### EXCERPT PROVIDED
****************
There are perfectly acceptable times to trash your ex. Case in point: every woman understood when Jen Aniston accused ex-husband Brad Pitt of lacking a sensitivity chip, after he dumped her for Angelina.
She was justified in letting the public know the depths of her disgust. We sympathized.
If Mary Louise Parker had called boyfriend of seven years, Billy Crudup, a cad when he ditched her for the younger Claire Danes, when she was seven months pregnant, no woman would have blamed her.
Every woman who has been through high school knows that trashing your ex to your friends is not only socially acceptable but part of the post-breakup recovery process, accompanied by a pint of Ben and Jerry's.
Nevertheless, the Palin women take public trashing to a whole new and totally uncool level.
Bristol Palin,
18, and her baby daddy and former fiancé Levi Johnston, 19, have now publicly announced the end of their engagement and their split. Both have now released statements that the decision is mutual...blah blah blah!
However, the statement only came after Johnston's sister Mercede spilled to Star magazine what is probably the non-publicist approved truth of the situation.
Mercede says Bristol broke up with Levi and doesn't allow him to bring baby Tripp to his family's house because she doesn't want him around "white trash."
****************
### ROWS
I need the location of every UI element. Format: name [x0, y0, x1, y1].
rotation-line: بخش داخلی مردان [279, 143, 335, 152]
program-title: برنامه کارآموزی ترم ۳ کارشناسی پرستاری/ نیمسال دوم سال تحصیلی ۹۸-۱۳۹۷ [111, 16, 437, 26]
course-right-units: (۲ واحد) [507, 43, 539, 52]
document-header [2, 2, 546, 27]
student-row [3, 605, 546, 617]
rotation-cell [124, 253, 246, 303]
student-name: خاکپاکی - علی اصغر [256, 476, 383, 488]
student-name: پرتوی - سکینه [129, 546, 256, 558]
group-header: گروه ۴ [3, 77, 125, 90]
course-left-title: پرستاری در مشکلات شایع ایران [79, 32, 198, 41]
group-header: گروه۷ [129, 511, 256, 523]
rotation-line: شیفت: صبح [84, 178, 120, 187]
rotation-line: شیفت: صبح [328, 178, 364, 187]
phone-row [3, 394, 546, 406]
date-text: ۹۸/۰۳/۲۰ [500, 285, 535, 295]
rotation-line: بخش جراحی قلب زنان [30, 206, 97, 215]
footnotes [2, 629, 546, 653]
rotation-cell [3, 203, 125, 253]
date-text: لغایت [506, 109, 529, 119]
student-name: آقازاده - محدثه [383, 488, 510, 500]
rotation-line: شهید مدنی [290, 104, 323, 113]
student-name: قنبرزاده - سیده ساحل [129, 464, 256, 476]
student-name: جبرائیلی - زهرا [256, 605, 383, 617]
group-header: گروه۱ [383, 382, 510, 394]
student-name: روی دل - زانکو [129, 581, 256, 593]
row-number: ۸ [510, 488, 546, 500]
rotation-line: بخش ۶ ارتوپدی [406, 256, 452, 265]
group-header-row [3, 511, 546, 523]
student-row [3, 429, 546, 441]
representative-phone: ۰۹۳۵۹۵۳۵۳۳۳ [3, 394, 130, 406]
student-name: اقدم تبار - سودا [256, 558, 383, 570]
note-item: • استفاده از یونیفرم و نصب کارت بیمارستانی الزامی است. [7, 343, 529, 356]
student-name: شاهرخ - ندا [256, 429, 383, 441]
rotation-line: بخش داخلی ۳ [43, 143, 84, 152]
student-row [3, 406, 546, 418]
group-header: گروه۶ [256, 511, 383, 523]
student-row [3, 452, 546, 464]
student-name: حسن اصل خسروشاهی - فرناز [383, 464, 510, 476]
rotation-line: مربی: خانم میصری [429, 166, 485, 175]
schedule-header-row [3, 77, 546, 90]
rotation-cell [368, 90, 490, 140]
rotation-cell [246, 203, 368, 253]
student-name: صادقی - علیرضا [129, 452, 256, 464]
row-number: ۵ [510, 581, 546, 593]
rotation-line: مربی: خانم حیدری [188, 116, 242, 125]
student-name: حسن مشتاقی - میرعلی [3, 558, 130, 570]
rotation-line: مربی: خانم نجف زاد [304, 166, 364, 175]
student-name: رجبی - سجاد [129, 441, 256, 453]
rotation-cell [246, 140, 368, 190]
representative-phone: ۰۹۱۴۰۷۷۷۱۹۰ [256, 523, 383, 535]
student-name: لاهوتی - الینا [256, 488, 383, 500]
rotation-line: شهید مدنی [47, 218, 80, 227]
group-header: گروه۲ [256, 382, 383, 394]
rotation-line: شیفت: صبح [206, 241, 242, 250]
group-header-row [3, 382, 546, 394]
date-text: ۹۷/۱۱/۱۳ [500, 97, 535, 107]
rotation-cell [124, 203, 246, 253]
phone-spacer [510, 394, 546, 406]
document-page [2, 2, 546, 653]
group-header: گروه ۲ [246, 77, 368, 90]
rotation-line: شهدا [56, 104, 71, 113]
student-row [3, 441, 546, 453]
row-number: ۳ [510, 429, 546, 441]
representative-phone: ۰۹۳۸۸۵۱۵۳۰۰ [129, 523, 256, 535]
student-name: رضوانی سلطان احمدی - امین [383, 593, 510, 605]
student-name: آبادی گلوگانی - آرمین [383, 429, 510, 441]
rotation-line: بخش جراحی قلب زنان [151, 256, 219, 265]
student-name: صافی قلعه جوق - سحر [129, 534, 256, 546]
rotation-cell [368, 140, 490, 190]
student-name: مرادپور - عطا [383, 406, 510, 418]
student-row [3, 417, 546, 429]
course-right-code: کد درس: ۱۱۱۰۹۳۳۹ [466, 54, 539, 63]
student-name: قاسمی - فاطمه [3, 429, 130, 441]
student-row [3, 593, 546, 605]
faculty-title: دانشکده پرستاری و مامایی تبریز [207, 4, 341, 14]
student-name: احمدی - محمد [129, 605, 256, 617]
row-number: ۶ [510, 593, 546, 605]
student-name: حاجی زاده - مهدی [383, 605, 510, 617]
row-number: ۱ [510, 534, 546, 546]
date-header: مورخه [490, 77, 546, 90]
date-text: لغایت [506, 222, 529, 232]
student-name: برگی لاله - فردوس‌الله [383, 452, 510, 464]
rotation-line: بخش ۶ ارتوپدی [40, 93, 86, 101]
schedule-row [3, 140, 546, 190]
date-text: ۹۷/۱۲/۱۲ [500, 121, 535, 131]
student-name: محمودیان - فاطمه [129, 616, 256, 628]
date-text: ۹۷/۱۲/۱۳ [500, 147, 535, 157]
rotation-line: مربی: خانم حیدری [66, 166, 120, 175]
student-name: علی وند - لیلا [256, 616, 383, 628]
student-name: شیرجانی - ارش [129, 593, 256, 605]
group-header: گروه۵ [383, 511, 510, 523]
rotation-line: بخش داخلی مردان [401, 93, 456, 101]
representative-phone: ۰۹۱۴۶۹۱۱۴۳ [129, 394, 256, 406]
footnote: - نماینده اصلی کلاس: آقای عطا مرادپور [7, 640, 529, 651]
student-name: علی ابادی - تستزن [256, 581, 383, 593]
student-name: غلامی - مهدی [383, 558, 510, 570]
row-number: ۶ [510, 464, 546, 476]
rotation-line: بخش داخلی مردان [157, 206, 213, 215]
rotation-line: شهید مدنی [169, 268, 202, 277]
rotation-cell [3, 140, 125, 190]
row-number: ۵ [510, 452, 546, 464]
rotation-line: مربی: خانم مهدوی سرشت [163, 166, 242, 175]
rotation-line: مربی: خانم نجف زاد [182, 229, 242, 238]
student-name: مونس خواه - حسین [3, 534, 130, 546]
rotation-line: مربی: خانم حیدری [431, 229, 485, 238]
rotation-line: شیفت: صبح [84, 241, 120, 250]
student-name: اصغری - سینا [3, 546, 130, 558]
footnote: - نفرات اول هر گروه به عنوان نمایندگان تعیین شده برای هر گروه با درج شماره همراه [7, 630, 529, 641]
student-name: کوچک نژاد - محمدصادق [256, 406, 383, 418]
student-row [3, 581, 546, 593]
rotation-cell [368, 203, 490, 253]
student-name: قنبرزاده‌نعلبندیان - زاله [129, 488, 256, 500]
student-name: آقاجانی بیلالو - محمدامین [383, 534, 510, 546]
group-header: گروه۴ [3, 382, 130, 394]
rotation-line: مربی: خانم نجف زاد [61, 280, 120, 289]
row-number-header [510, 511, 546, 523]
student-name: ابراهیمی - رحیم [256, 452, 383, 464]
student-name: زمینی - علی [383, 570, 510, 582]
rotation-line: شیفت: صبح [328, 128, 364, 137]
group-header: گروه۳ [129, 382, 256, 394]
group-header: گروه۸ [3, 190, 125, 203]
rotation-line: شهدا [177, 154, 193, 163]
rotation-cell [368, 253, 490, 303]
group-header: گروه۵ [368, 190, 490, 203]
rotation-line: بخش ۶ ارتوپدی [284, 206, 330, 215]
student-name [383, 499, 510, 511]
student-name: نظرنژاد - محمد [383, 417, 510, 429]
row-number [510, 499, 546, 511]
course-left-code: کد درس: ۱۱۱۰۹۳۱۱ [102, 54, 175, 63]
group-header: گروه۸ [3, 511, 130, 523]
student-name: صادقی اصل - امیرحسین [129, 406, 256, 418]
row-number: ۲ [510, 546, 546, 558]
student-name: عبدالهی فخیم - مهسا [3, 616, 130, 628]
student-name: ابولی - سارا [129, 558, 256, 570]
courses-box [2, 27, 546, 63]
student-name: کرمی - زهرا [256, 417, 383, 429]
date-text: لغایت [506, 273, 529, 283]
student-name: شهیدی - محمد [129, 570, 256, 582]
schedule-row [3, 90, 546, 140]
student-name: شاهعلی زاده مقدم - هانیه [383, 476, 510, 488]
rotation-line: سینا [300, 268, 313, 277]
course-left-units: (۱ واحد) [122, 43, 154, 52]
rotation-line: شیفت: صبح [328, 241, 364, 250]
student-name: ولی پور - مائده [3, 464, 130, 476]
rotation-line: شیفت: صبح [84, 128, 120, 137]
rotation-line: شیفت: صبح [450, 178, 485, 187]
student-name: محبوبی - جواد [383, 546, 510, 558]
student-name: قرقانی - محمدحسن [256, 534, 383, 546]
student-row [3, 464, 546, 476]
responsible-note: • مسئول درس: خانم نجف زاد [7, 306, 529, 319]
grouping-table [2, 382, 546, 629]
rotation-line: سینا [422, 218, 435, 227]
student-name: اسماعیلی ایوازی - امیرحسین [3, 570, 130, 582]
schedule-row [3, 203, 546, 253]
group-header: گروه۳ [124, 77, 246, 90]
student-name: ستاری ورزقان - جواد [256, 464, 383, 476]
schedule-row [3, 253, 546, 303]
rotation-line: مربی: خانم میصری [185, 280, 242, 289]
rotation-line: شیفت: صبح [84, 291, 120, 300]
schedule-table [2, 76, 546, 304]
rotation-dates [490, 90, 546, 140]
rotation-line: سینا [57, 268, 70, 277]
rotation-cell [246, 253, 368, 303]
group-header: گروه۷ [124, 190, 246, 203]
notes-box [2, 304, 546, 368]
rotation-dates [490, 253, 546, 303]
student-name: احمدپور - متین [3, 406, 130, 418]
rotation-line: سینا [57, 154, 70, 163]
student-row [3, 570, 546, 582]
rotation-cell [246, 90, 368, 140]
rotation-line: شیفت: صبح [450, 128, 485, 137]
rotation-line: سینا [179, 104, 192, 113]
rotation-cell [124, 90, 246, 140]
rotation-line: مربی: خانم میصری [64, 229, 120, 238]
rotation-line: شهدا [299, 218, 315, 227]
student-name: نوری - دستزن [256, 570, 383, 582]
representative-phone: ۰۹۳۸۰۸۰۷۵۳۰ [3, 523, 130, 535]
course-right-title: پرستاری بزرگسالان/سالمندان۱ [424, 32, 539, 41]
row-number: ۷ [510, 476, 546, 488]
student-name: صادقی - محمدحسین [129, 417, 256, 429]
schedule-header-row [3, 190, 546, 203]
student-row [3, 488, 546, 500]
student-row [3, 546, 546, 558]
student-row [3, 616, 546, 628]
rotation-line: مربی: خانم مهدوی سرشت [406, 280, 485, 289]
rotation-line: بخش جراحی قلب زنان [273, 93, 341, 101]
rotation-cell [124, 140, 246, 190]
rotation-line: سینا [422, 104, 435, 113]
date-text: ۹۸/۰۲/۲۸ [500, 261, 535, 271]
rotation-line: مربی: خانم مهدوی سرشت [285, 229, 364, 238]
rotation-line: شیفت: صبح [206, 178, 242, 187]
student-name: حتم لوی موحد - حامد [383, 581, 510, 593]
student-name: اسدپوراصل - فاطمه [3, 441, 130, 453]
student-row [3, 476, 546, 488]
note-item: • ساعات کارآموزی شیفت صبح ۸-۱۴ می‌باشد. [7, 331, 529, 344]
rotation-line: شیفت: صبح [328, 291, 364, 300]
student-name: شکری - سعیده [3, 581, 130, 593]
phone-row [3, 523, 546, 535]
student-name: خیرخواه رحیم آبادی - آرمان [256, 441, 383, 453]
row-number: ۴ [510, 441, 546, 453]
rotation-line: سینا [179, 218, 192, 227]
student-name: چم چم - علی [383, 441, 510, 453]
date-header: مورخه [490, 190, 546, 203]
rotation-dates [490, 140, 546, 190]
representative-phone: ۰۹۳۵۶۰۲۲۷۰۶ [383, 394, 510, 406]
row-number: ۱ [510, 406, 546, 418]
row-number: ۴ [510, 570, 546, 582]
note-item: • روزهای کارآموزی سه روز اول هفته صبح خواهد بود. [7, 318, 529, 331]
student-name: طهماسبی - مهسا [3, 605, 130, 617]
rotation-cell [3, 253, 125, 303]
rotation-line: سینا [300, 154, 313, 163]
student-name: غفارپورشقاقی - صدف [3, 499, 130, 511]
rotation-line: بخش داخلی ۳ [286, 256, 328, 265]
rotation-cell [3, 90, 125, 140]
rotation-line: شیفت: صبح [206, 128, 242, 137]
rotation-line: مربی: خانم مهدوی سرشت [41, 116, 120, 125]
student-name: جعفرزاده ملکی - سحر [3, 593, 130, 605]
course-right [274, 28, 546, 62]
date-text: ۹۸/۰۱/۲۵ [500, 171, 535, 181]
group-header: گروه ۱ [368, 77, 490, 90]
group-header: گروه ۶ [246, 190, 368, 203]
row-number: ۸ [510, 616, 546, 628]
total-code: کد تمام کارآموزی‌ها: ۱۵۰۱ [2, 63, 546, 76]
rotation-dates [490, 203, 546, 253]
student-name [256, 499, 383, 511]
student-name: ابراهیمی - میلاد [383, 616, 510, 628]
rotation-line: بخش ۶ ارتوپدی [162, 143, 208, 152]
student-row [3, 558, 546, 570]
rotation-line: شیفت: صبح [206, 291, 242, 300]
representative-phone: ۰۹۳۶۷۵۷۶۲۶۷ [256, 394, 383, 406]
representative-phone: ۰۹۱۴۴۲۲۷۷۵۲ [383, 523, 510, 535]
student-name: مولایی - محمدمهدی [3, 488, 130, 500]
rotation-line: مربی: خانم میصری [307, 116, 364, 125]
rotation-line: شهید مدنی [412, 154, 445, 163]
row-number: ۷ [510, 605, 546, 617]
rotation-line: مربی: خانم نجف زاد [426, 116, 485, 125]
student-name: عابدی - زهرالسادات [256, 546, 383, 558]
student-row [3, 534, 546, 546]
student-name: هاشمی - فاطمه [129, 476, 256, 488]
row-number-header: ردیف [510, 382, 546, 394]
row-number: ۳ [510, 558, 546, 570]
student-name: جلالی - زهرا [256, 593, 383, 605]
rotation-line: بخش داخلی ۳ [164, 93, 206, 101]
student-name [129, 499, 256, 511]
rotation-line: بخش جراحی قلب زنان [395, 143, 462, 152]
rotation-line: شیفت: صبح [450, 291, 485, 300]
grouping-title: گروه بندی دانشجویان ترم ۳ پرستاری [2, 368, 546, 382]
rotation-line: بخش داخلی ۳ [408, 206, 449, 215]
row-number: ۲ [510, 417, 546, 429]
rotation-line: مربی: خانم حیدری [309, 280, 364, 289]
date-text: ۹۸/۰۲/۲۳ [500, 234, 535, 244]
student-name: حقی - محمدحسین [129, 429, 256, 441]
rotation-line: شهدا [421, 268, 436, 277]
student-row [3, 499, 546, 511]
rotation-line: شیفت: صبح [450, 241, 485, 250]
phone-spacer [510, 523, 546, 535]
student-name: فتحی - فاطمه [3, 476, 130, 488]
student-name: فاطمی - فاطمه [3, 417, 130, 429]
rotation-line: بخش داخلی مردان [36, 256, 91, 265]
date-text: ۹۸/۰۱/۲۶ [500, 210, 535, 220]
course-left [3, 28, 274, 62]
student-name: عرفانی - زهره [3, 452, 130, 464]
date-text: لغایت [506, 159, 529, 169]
****************
### AIM A
In the article on celebrity breakups, which magazine did Mercede speak to?
### AIM B
Please give everything from "She was justified" down to "totally uncool level." in the article on celebrity breakups again, switching "pint" to "tub".

### WRITTEN SOLUTION A
Star magazine.

### WRITTEN SOLUTION B
She was justified in letting the public know the depths of her disgust. We sympathized.
If Mary Louise Parker had called boyfriend of seven years, Billy Crudup, a cad when he ditched her for the younger Claire Danes, when she was seven months pregnant, no woman would have blamed her.
Every woman who has been through high school knows that trashing your ex to your friends is not only socially acceptable but part of the post-breakup recovery process, accompanied by a tub of Ben and Jerry's.
Nevertheless, the Palin women take public trashing to a whole new and totally uncool level.